◆ **What to do**
Comb through the entries for "title" and pull out each line that holds it.

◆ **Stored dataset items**
════

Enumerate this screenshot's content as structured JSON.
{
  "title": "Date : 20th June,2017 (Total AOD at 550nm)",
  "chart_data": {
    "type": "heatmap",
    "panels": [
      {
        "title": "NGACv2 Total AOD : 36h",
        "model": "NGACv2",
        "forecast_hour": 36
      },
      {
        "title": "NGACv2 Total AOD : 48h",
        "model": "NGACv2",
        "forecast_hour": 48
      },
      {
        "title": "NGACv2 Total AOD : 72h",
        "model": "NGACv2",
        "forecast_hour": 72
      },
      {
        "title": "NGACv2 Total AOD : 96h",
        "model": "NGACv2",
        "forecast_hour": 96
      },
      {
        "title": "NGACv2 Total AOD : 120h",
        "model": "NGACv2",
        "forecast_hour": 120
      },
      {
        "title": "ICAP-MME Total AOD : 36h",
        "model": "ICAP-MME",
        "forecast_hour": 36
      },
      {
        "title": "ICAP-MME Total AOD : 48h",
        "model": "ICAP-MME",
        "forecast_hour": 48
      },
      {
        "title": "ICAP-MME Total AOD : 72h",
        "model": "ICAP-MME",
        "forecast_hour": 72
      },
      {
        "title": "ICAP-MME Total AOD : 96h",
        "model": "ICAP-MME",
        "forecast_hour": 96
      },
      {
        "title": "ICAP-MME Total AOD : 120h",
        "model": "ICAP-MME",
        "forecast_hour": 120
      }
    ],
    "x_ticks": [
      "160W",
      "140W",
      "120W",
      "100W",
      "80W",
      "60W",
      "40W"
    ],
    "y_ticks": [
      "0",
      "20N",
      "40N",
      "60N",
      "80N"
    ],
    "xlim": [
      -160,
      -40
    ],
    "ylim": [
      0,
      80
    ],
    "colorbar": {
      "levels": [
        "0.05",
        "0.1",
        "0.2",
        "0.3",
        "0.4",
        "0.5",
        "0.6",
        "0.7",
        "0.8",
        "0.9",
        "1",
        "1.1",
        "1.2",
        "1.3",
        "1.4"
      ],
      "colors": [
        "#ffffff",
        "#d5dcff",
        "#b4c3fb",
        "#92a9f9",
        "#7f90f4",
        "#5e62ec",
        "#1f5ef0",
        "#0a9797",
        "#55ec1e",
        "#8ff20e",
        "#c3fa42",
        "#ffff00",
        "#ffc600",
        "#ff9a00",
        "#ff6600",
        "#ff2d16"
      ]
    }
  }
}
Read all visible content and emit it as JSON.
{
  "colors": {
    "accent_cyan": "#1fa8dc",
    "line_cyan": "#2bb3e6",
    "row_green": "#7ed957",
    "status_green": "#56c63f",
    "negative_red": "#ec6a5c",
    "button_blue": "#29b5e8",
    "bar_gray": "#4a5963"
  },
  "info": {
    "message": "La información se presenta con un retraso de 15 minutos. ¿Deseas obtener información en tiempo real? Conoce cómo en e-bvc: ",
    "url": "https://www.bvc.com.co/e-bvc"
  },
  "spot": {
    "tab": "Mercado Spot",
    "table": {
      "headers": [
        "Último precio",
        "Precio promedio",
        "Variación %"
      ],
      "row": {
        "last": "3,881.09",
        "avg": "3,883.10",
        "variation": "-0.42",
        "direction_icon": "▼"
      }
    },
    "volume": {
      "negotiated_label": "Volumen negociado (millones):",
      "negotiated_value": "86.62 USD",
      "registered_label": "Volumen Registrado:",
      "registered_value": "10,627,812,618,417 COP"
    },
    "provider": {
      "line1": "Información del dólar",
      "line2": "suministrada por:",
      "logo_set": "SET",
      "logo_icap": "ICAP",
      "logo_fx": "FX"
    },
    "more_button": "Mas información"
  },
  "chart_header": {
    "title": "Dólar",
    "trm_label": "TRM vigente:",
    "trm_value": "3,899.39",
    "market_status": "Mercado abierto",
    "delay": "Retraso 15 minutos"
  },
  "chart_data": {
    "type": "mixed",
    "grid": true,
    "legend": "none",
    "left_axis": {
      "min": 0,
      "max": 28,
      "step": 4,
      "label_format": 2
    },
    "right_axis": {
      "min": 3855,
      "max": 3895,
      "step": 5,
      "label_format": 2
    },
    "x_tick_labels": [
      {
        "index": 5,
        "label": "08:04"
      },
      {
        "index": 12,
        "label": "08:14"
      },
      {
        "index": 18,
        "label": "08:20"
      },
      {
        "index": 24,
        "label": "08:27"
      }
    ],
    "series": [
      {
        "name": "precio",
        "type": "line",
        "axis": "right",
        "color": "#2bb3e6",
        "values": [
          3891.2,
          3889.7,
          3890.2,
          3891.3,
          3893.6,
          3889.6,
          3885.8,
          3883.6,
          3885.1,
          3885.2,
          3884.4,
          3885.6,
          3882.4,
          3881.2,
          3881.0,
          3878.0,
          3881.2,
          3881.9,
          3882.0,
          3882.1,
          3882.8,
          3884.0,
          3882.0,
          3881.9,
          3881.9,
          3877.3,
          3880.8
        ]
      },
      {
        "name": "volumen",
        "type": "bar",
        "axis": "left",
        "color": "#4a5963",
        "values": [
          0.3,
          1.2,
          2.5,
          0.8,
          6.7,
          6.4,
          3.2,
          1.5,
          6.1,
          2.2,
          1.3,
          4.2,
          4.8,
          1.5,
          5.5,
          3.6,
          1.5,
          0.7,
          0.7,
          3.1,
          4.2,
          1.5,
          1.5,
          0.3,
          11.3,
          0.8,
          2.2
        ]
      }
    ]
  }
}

════

◆ **Output of the exercise**
  "title": "Date : 20th June,2017 (Total AOD at 550nm)",
        "title": "NGACv2 Total AOD : 36h",
        "title": "NGACv2 Total AOD : 48h",
        "title": "NGACv2 Total AOD : 72h",
        "title": "NGACv2 Total AOD : 96h",
        "title": "NGACv2 Total AOD : 120h",
        "title": "ICAP-MME Total AOD : 36h",
        "title": "ICAP-MME Total AOD : 48h",
        "title": "ICAP-MME Total AOD : 72h",
        "title": "ICAP-MME Total AOD : 96h",
        "title": "ICAP-MME Total AOD : 120h",
    "title": "Dólar",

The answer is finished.